§ GIVEN RECORDS
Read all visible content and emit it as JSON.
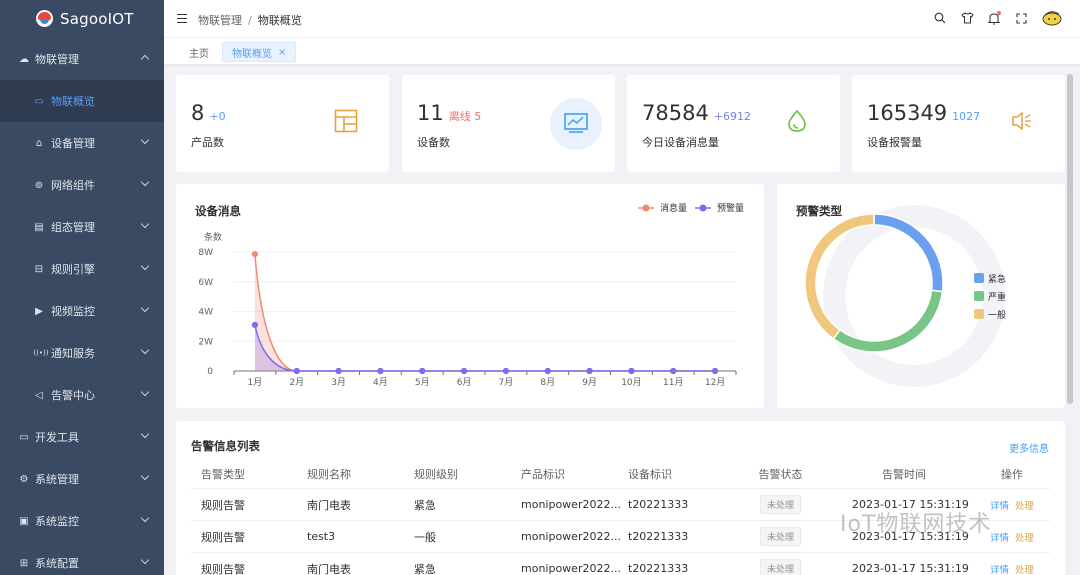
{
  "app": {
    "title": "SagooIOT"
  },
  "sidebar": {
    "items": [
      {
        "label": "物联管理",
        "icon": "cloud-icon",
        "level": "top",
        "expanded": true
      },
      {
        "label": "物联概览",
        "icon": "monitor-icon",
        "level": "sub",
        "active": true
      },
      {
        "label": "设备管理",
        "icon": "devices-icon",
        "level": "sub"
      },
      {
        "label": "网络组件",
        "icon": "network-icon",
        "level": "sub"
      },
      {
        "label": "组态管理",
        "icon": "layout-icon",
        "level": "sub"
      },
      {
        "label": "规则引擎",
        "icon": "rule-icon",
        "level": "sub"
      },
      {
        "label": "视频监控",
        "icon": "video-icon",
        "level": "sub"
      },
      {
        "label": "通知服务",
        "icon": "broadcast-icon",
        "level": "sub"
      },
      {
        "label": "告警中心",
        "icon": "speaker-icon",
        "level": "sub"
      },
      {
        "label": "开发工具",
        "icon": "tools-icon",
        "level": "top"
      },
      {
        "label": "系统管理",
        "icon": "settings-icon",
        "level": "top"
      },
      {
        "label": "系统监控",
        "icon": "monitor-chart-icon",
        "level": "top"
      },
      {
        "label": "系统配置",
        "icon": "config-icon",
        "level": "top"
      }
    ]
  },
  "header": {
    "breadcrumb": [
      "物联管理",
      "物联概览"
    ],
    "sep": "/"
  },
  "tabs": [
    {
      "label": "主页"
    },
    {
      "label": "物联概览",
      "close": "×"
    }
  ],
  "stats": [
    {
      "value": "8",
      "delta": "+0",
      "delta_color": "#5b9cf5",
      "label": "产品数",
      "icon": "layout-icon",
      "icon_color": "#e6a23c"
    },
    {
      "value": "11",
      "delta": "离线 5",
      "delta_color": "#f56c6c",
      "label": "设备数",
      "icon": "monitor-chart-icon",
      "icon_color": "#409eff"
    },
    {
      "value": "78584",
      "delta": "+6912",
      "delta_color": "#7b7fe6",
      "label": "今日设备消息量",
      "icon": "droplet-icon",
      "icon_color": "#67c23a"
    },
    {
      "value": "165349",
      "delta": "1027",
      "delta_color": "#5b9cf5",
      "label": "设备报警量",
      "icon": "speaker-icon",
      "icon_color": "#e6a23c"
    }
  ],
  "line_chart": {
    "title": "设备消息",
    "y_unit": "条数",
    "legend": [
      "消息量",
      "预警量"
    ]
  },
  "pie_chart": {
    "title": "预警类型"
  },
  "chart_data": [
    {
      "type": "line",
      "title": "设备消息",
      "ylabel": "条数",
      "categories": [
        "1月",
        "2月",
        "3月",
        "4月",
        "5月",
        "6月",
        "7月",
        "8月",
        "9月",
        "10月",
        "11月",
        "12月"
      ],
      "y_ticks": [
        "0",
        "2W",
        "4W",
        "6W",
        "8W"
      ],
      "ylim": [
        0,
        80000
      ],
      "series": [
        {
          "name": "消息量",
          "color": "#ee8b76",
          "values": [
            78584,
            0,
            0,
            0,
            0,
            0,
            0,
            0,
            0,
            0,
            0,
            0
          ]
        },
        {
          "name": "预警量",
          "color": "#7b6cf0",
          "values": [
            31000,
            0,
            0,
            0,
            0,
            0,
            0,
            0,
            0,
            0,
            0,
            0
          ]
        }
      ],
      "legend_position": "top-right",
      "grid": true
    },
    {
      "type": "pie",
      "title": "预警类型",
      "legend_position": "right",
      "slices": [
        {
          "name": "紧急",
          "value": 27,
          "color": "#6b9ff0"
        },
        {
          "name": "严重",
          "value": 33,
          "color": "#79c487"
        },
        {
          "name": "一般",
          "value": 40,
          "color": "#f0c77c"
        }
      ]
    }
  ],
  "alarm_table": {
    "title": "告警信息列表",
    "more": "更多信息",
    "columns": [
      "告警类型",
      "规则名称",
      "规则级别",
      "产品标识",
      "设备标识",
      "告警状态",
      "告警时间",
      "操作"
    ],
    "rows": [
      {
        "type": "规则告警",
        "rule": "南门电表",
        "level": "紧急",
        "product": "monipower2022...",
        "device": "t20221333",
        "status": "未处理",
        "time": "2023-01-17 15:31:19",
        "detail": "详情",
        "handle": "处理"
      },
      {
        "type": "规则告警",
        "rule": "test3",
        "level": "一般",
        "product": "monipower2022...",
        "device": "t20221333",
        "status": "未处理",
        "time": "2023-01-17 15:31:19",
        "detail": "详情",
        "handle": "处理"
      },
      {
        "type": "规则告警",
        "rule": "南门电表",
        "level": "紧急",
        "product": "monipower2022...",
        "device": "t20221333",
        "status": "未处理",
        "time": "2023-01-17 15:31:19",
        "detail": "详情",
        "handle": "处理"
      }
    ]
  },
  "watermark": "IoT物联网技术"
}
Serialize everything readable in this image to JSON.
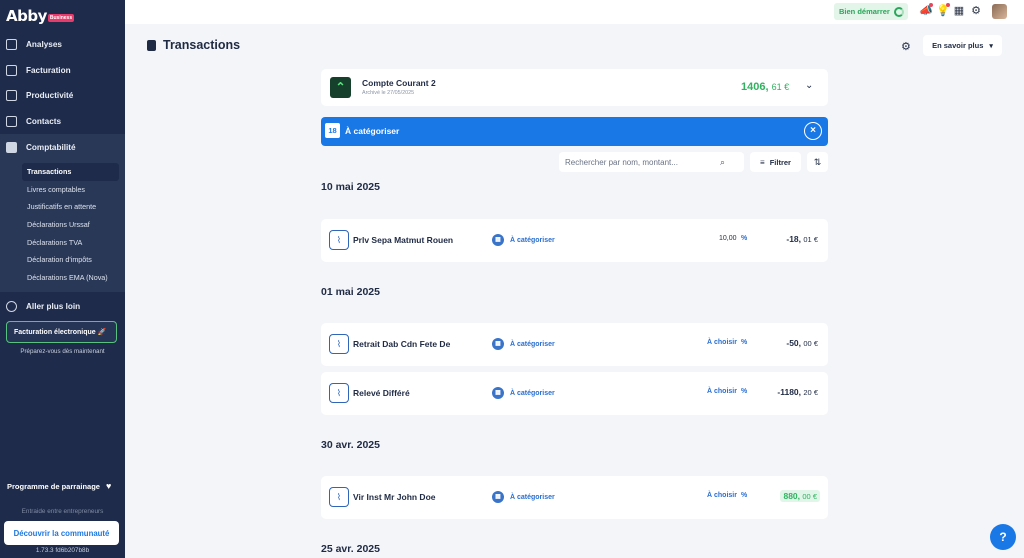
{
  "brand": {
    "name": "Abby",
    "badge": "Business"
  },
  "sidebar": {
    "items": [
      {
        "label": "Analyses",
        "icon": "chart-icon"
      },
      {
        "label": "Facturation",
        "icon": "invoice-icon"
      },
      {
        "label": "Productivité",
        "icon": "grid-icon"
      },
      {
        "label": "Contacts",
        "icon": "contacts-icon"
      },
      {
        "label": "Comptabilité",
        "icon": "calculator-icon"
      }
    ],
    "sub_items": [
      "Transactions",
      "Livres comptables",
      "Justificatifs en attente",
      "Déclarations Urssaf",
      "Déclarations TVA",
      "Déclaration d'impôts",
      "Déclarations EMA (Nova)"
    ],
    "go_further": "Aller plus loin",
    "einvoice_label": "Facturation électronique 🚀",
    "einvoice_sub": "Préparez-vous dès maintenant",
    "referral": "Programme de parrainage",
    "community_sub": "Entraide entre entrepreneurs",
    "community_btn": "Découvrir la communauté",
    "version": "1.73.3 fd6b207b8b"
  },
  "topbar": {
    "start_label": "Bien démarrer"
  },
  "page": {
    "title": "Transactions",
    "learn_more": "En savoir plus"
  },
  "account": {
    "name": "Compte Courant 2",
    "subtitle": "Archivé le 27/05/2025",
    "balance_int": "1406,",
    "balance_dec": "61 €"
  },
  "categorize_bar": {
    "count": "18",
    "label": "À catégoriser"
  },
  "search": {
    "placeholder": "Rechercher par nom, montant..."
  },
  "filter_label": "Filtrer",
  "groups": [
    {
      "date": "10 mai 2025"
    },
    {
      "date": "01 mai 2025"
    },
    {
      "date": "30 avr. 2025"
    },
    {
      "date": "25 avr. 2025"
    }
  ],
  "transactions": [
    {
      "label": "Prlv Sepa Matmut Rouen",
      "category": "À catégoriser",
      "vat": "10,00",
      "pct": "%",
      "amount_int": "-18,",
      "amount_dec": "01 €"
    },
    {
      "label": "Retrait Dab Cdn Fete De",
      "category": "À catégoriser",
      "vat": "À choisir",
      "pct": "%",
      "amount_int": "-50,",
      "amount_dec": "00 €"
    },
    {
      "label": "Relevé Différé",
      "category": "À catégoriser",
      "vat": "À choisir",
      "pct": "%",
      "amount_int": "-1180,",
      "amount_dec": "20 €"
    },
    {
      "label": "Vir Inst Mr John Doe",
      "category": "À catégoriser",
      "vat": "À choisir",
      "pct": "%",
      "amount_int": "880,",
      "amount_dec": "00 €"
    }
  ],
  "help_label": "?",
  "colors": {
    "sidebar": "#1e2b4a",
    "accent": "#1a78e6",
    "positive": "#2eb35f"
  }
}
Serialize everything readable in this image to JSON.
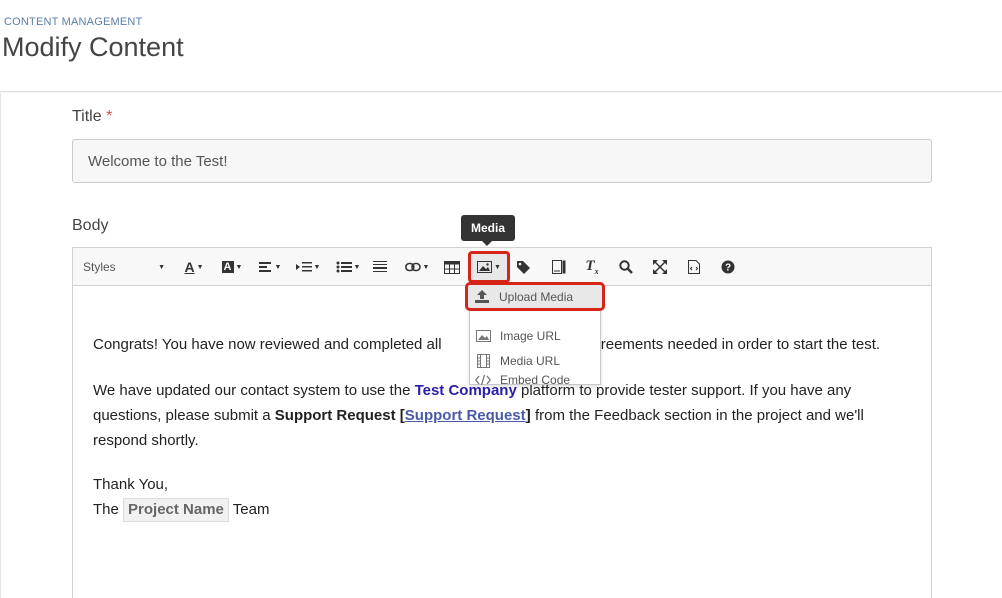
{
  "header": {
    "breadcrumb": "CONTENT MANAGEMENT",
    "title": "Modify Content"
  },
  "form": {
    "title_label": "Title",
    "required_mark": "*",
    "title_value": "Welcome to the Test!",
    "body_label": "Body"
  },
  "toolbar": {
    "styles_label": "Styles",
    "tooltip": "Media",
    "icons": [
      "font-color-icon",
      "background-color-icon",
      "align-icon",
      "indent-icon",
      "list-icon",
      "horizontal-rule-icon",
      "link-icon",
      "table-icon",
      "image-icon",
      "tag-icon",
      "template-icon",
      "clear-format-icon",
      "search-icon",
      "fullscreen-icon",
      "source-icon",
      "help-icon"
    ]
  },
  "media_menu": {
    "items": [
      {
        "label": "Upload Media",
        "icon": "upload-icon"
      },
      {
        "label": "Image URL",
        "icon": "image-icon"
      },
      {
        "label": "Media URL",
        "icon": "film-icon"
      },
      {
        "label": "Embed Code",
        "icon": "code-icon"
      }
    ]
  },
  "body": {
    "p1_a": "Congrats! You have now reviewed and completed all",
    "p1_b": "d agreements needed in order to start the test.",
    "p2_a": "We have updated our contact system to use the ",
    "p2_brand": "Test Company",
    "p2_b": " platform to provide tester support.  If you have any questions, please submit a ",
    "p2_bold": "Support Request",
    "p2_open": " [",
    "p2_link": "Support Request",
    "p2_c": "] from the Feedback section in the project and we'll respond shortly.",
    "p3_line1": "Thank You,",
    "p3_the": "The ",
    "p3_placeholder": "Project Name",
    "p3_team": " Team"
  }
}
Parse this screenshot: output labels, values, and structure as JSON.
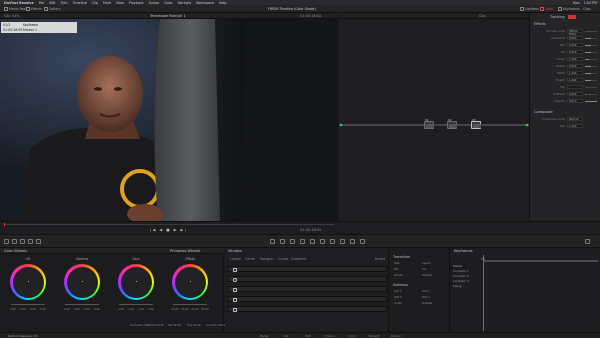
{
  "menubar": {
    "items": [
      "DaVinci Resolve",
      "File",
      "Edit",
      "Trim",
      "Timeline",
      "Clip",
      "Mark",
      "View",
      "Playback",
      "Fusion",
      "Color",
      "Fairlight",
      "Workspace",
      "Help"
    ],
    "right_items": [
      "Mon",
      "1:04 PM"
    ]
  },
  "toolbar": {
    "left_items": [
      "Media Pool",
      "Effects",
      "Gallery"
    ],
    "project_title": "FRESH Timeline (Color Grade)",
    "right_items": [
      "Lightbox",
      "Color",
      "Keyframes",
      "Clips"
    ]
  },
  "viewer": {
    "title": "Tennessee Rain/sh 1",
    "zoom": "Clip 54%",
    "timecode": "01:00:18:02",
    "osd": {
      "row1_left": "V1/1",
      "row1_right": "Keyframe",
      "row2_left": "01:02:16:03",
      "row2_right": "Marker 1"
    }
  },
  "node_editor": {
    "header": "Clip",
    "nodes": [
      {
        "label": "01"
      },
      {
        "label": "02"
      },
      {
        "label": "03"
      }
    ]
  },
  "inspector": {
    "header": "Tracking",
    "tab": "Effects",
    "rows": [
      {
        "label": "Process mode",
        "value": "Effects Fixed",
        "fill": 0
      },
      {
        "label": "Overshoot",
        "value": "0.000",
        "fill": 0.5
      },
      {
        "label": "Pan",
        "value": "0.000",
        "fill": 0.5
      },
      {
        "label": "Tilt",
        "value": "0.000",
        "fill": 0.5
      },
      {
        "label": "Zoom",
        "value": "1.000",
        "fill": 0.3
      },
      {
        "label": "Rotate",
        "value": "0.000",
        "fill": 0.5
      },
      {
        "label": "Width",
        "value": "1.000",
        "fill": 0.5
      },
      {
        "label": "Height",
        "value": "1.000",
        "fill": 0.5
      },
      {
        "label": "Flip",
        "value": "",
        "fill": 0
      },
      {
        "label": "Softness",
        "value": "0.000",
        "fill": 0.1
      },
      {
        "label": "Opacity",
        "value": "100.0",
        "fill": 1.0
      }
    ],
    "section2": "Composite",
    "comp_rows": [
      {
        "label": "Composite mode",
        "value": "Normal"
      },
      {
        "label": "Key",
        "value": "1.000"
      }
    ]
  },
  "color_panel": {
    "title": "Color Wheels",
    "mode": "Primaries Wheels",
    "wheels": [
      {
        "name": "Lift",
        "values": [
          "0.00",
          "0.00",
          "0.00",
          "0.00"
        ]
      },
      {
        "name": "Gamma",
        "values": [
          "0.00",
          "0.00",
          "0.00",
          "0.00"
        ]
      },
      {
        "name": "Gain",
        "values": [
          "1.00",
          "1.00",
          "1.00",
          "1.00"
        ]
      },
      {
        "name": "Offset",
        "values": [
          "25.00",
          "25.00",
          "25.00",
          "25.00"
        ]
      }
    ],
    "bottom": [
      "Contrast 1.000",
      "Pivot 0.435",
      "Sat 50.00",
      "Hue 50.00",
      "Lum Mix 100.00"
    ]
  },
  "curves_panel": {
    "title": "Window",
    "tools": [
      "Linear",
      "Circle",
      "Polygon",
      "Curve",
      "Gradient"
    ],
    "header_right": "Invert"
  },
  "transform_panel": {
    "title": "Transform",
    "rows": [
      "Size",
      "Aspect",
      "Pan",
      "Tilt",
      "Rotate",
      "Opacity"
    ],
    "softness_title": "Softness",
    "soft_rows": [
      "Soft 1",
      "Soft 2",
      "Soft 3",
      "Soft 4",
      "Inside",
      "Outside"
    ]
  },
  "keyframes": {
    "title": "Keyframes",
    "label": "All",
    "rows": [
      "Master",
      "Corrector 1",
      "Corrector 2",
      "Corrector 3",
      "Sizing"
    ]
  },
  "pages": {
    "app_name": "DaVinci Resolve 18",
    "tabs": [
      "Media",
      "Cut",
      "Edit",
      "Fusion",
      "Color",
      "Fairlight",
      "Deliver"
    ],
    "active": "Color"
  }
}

§ OBJECTIVE
Search the lines for the string "DaVinci" and copy every line that has it.

§ THE SOLUTION
      "DaVinci Resolve",
    "app_name": "DaVinci Resolve 18",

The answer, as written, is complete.